What is needed: Return all the entries exactly, keeping pictures out.

Material supplied:
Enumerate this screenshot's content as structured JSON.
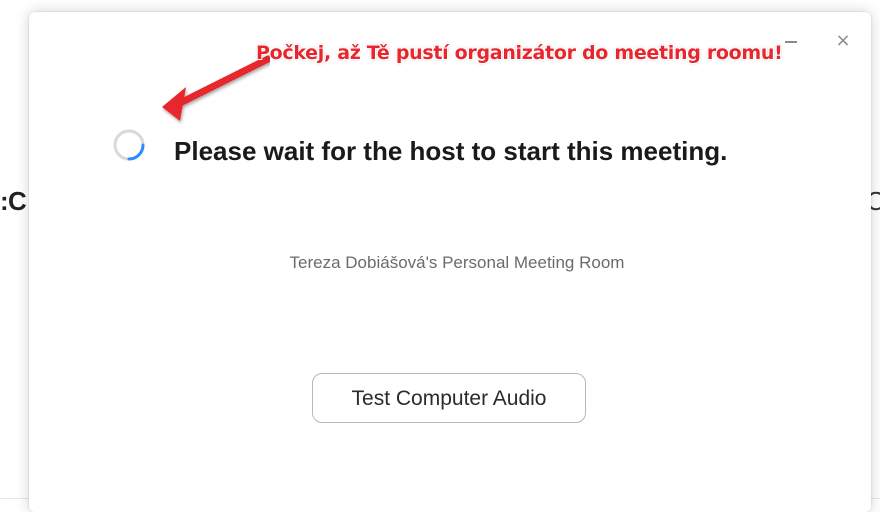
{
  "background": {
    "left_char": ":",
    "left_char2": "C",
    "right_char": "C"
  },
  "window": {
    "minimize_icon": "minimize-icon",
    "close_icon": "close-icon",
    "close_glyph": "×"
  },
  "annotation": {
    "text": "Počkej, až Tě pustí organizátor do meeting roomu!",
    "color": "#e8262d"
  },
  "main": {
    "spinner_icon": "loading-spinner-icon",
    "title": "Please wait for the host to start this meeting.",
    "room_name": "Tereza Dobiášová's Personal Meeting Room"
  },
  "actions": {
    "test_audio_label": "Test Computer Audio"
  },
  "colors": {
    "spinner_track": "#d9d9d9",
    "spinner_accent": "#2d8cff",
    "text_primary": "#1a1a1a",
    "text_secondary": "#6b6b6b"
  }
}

Answer for the task:
Enumerate this screenshot's content as structured JSON.
{
  "background": {
    "left_char": ":",
    "left_char2": "C",
    "right_char": "C"
  },
  "window": {
    "minimize_icon": "minimize-icon",
    "close_icon": "close-icon",
    "close_glyph": "×"
  },
  "annotation": {
    "text": "Počkej, až Tě pustí organizátor do meeting roomu!",
    "color": "#e8262d"
  },
  "main": {
    "spinner_icon": "loading-spinner-icon",
    "title": "Please wait for the host to start this meeting.",
    "room_name": "Tereza Dobiášová's Personal Meeting Room"
  },
  "actions": {
    "test_audio_label": "Test Computer Audio"
  },
  "colors": {
    "spinner_track": "#d9d9d9",
    "spinner_accent": "#2d8cff",
    "text_primary": "#1a1a1a",
    "text_secondary": "#6b6b6b"
  }
}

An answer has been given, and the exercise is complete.